== The problem ==
The listing below must be repeated word for word, with its images excluded.
START Dataset excerpts
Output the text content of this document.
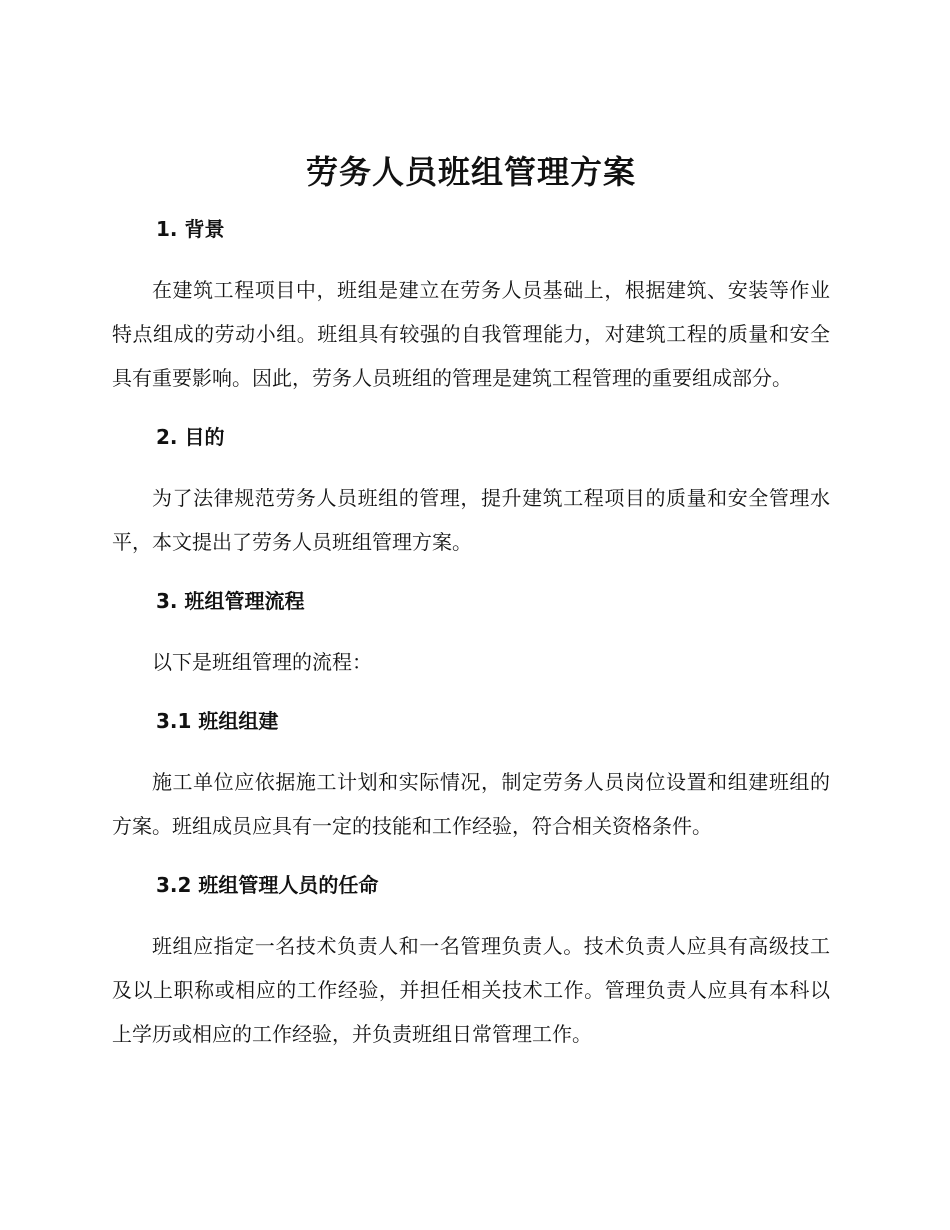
劳务人员班组管理方案
1. 背景

在建筑工程项目中，班组是建立在劳务人员基础上，根据建筑、安装等作业特点组成的劳动小组。班组具有较强的自我管理能力，对建筑工程的质量和安全具有重要影响。因此，劳务人员班组的管理是建筑工程管理的重要组成部分。

2. 目的

为了法律规范劳务人员班组的管理，提升建筑工程项目的质量和安全管理水平，本文提出了劳务人员班组管理方案。

3. 班组管理流程

以下是班组管理的流程：

3.1 班组组建

施工单位应依据施工计划和实际情况，制定劳务人员岗位设置和组建班组的方案。班组成员应具有一定的技能和工作经验，符合相关资格条件。

3.2 班组管理人员的任命

班组应指定一名技术负责人和一名管理负责人。技术负责人应具有高级技工及以上职称或相应的工作经验，并担任相关技术工作。管理负责人应具有本科以上学历或相应的工作经验，并负责班组日常管理工作。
END Dataset excerpts
== Complete answer ==
Output the text content of this document.
劳务人员班组管理方案
1. 背景

在建筑工程项目中，班组是建立在劳务人员基础上，根据建筑、安装等作业特点组成的劳动小组。班组具有较强的自我管理能力，对建筑工程的质量和安全具有重要影响。因此，劳务人员班组的管理是建筑工程管理的重要组成部分。

2. 目的

为了法律规范劳务人员班组的管理，提升建筑工程项目的质量和安全管理水平，本文提出了劳务人员班组管理方案。

3. 班组管理流程

以下是班组管理的流程：

3.1 班组组建

施工单位应依据施工计划和实际情况，制定劳务人员岗位设置和组建班组的方案。班组成员应具有一定的技能和工作经验，符合相关资格条件。

3.2 班组管理人员的任命

班组应指定一名技术负责人和一名管理负责人。技术负责人应具有高级技工及以上职称或相应的工作经验，并担任相关技术工作。管理负责人应具有本科以上学历或相应的工作经验，并负责班组日常管理工作。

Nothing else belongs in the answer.